Exercise description:
Go through the records and show each line where the word "Nature" occurs.
•••••
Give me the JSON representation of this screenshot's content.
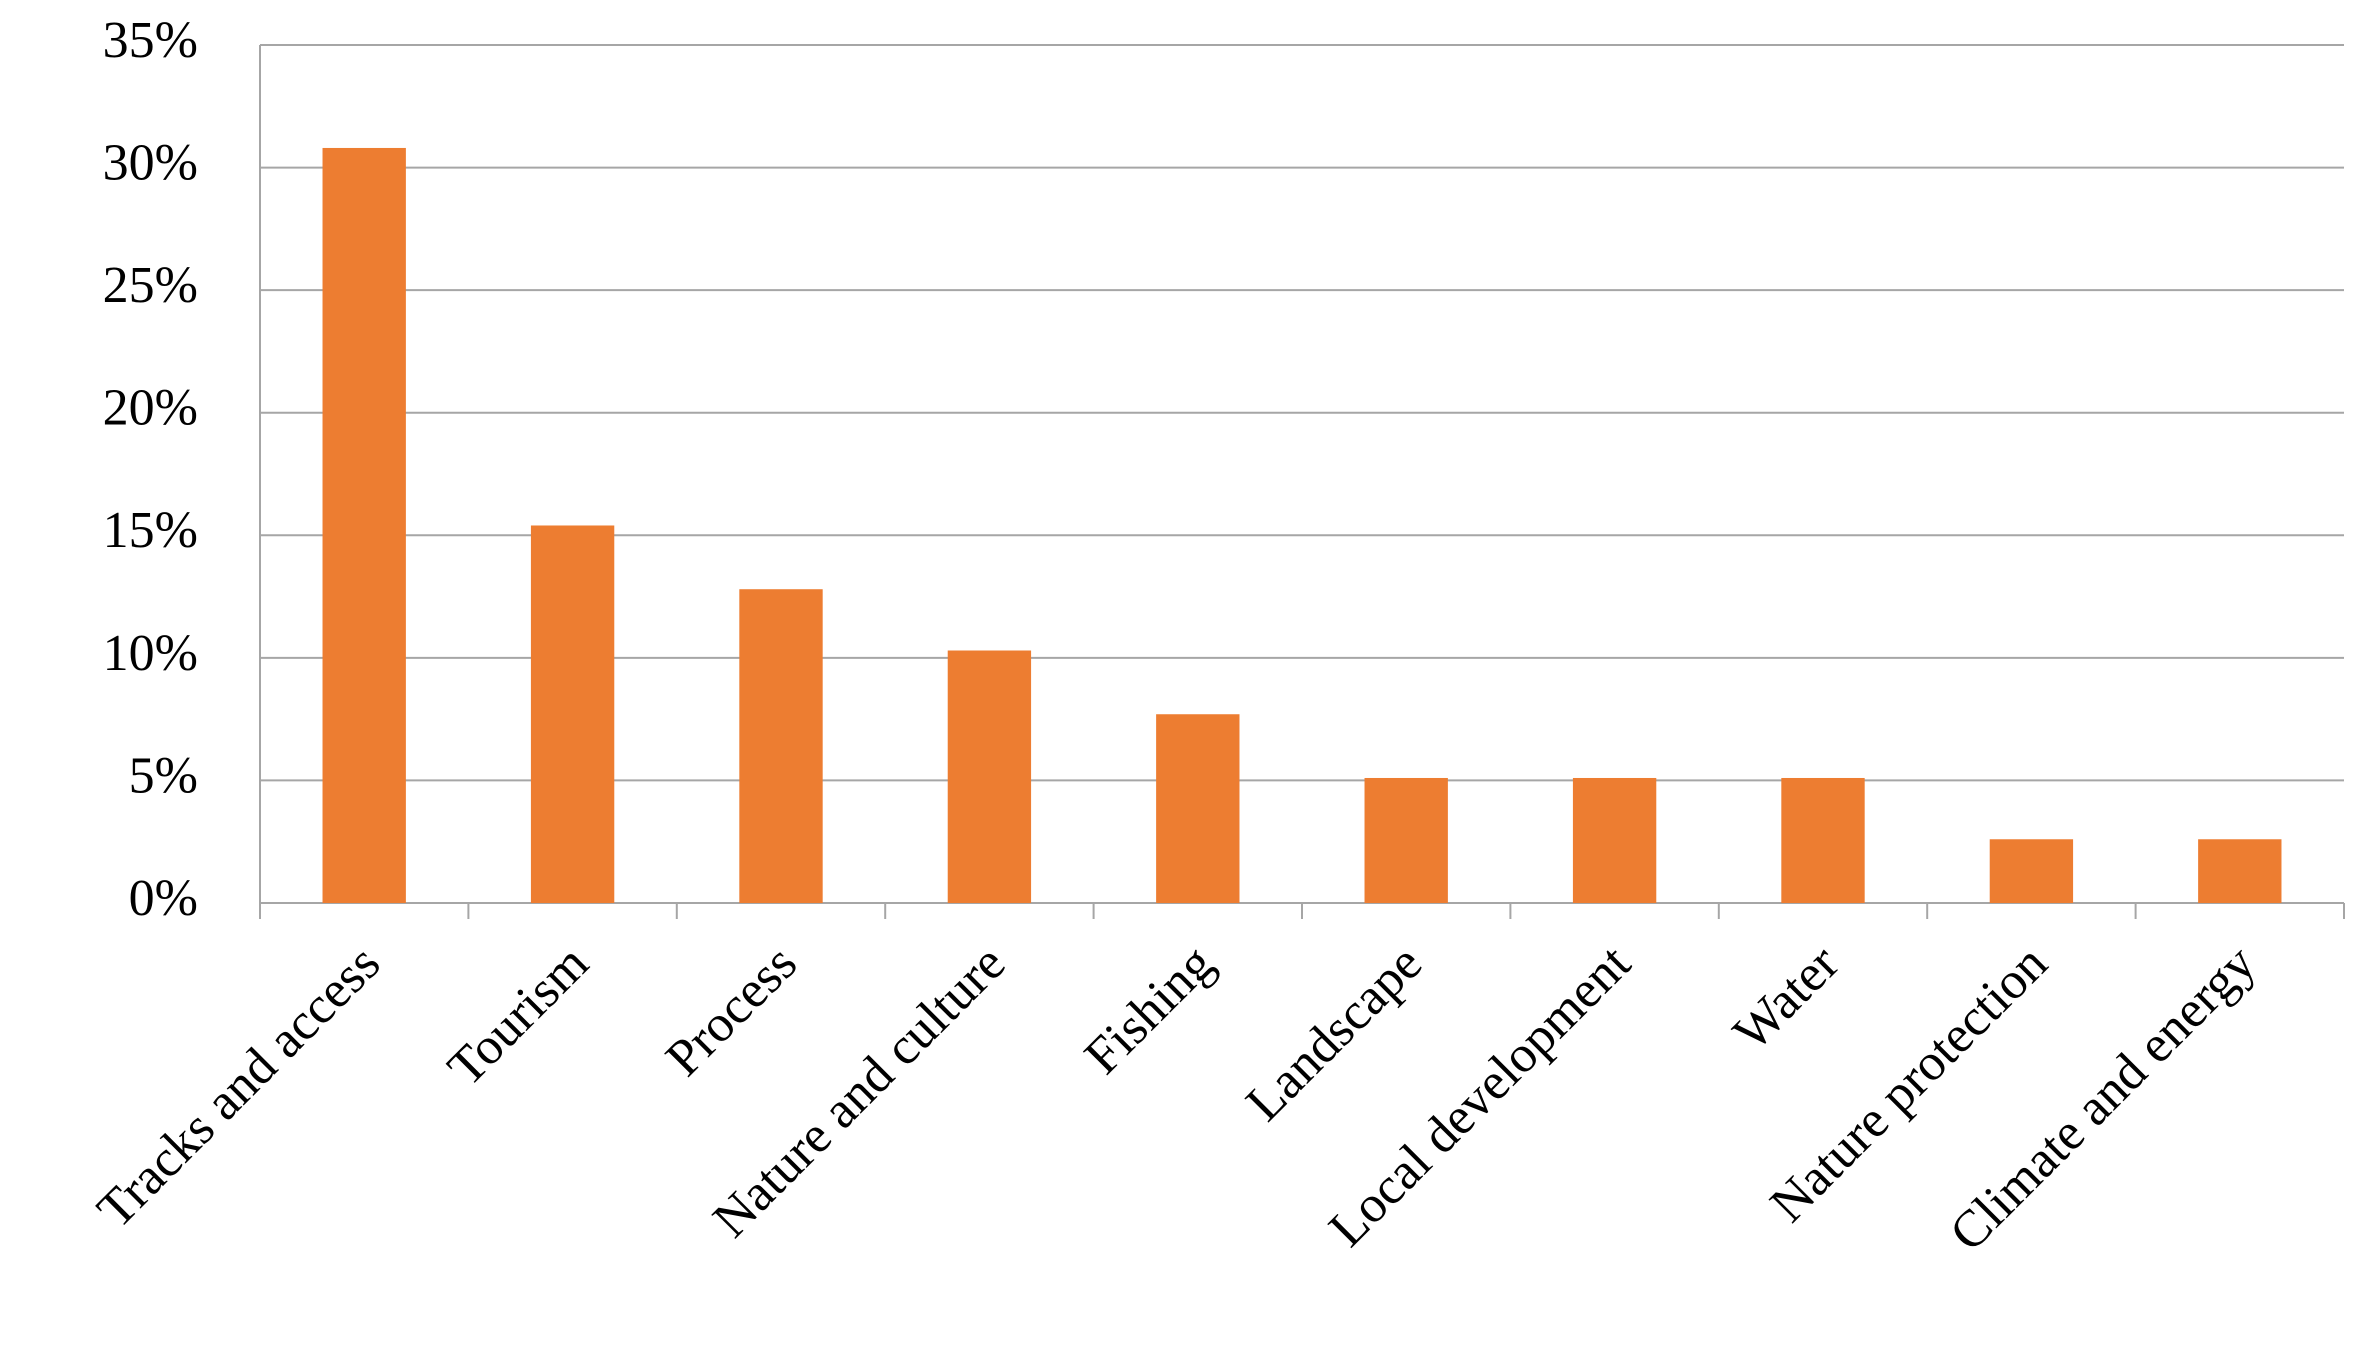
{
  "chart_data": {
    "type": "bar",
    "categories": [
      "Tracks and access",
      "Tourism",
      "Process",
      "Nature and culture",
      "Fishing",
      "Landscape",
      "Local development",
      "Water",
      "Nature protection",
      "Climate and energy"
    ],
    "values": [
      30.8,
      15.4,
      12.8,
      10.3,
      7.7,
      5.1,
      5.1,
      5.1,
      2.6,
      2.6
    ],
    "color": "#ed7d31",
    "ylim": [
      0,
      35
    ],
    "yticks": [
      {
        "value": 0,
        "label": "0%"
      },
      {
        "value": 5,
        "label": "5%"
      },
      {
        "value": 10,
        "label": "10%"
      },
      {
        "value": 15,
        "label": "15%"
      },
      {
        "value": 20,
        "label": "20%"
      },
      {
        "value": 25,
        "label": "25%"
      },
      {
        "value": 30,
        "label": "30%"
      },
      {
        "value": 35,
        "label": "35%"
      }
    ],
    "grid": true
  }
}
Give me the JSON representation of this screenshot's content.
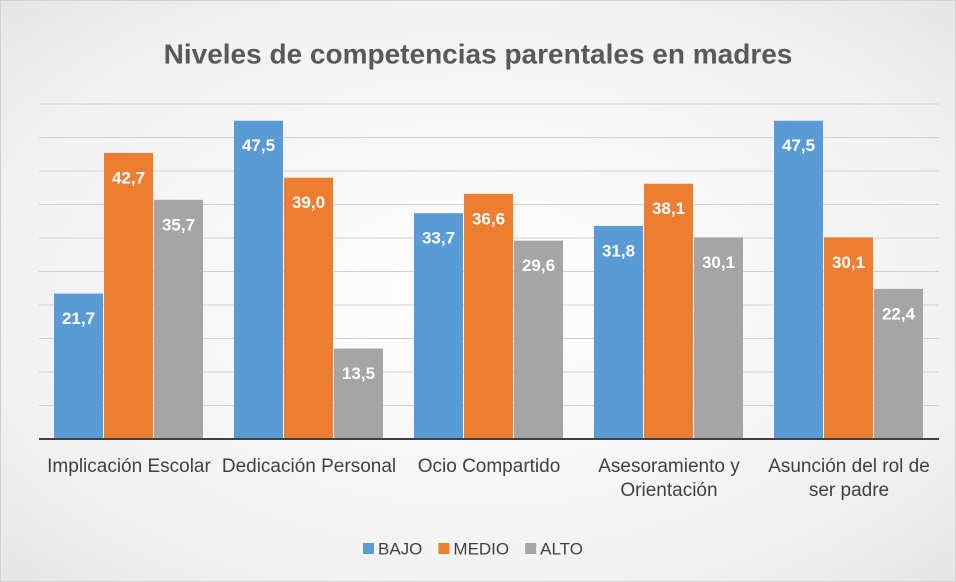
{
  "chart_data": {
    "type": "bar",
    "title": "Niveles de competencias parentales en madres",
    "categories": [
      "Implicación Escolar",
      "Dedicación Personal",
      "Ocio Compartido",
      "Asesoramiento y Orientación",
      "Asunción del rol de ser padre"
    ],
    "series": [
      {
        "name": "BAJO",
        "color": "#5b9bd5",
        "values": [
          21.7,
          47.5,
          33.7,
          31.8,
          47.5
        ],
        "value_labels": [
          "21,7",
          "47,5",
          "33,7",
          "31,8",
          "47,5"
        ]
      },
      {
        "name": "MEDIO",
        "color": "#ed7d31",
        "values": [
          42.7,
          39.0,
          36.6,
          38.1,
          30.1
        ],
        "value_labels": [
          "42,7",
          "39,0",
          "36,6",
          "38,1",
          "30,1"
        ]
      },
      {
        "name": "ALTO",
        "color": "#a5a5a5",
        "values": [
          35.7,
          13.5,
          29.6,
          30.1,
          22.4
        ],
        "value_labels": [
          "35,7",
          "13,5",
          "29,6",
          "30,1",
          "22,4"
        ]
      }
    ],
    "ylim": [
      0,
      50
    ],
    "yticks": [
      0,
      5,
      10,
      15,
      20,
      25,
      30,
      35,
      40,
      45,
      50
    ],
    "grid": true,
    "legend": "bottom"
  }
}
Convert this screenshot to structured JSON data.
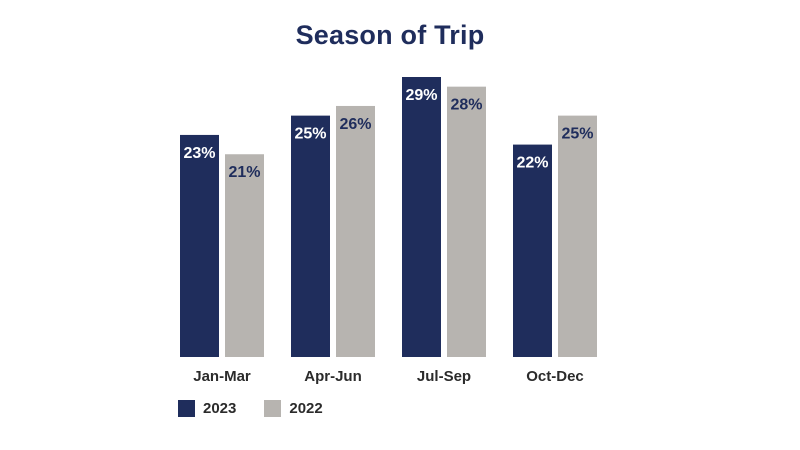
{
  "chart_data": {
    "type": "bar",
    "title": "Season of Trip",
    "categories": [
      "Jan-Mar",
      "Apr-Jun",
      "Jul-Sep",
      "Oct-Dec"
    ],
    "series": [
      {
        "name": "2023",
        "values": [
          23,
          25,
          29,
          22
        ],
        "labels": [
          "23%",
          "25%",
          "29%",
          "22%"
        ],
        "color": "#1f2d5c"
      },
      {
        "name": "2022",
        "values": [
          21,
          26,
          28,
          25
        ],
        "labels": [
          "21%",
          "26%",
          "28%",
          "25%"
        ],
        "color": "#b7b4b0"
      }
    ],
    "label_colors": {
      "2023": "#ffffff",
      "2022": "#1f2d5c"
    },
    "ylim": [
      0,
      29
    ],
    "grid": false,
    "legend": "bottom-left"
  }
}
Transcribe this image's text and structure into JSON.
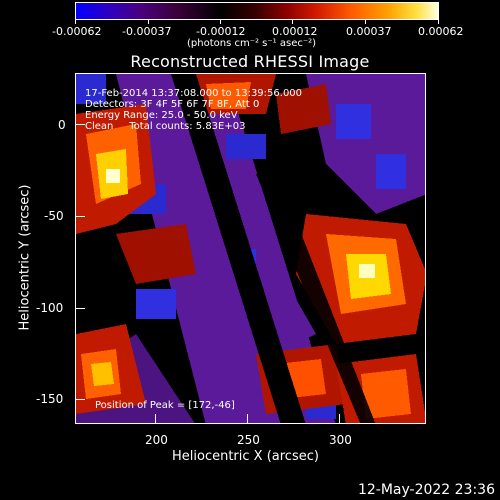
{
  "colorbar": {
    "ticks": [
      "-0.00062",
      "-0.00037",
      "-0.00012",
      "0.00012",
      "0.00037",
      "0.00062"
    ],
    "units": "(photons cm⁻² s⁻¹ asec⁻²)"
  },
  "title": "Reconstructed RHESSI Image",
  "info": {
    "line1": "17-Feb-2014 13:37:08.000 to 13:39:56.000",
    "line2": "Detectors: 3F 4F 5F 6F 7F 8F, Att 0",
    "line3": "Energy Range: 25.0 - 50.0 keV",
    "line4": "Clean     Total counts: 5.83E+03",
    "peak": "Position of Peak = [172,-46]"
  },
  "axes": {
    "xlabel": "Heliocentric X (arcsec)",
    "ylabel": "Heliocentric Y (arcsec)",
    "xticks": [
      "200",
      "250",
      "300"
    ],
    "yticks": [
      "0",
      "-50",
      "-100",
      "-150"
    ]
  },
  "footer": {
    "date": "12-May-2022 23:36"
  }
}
•••••
Solution to this exercise:
      "Nature and culture",
      "Nature protection",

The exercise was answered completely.